Repeat every line of the listing below exactly, minus the pictures.

———

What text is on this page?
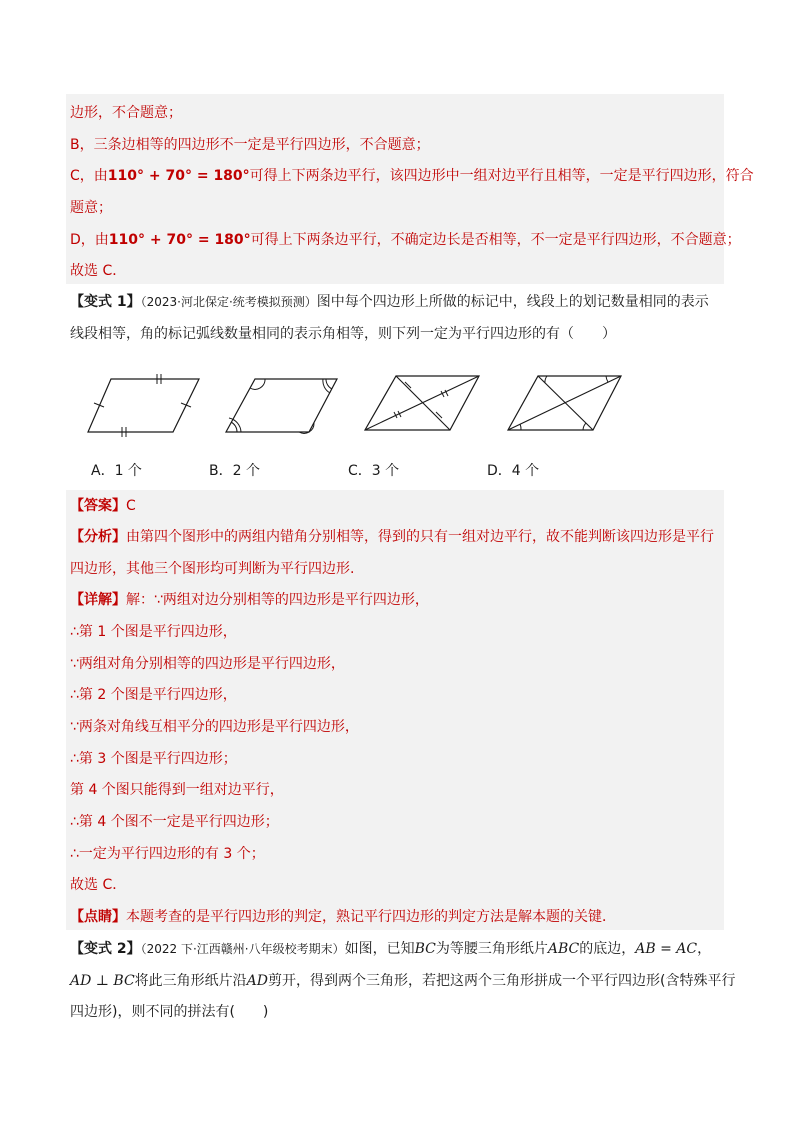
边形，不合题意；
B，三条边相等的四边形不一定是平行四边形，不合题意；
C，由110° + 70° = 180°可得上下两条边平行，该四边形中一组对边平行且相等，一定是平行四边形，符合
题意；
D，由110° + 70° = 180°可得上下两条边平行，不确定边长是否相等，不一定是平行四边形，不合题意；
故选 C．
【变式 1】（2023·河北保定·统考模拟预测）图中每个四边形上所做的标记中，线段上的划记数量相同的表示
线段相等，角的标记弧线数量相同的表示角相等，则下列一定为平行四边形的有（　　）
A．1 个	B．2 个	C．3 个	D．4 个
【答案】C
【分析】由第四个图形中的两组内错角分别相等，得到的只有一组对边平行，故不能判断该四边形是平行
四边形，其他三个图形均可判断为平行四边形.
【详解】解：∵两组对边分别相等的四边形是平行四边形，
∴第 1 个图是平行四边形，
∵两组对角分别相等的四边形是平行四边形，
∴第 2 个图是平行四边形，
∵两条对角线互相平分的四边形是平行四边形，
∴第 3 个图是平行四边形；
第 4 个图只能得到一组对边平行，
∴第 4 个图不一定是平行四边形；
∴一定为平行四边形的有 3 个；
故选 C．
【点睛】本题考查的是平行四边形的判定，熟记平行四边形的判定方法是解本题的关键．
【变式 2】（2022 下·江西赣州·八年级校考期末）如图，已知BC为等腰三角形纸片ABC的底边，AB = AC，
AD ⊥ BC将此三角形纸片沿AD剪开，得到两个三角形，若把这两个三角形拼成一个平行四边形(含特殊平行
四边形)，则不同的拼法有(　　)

———

- _WRITTEN ANSWER_
What text is on this page?
边形，不合题意；
B，三条边相等的四边形不一定是平行四边形，不合题意；
C，由110° + 70° = 180°可得上下两条边平行，该四边形中一组对边平行且相等，一定是平行四边形，符合
题意；
D，由110° + 70° = 180°可得上下两条边平行，不确定边长是否相等，不一定是平行四边形，不合题意；
故选 C．
【变式 1】（2023·河北保定·统考模拟预测）图中每个四边形上所做的标记中，线段上的划记数量相同的表示
线段相等，角的标记弧线数量相同的表示角相等，则下列一定为平行四边形的有（　　）
A．1 个	B．2 个	C．3 个	D．4 个
【答案】C
【分析】由第四个图形中的两组内错角分别相等，得到的只有一组对边平行，故不能判断该四边形是平行
四边形，其他三个图形均可判断为平行四边形.
【详解】解：∵两组对边分别相等的四边形是平行四边形，
∴第 1 个图是平行四边形，
∵两组对角分别相等的四边形是平行四边形，
∴第 2 个图是平行四边形，
∵两条对角线互相平分的四边形是平行四边形，
∴第 3 个图是平行四边形；
第 4 个图只能得到一组对边平行，
∴第 4 个图不一定是平行四边形；
∴一定为平行四边形的有 3 个；
故选 C．
【点睛】本题考查的是平行四边形的判定，熟记平行四边形的判定方法是解本题的关键．
【变式 2】（2022 下·江西赣州·八年级校考期末）如图，已知BC为等腰三角形纸片ABC的底边，AB = AC，
AD ⊥ BC将此三角形纸片沿AD剪开，得到两个三角形，若把这两个三角形拼成一个平行四边形(含特殊平行
四边形)，则不同的拼法有(　　)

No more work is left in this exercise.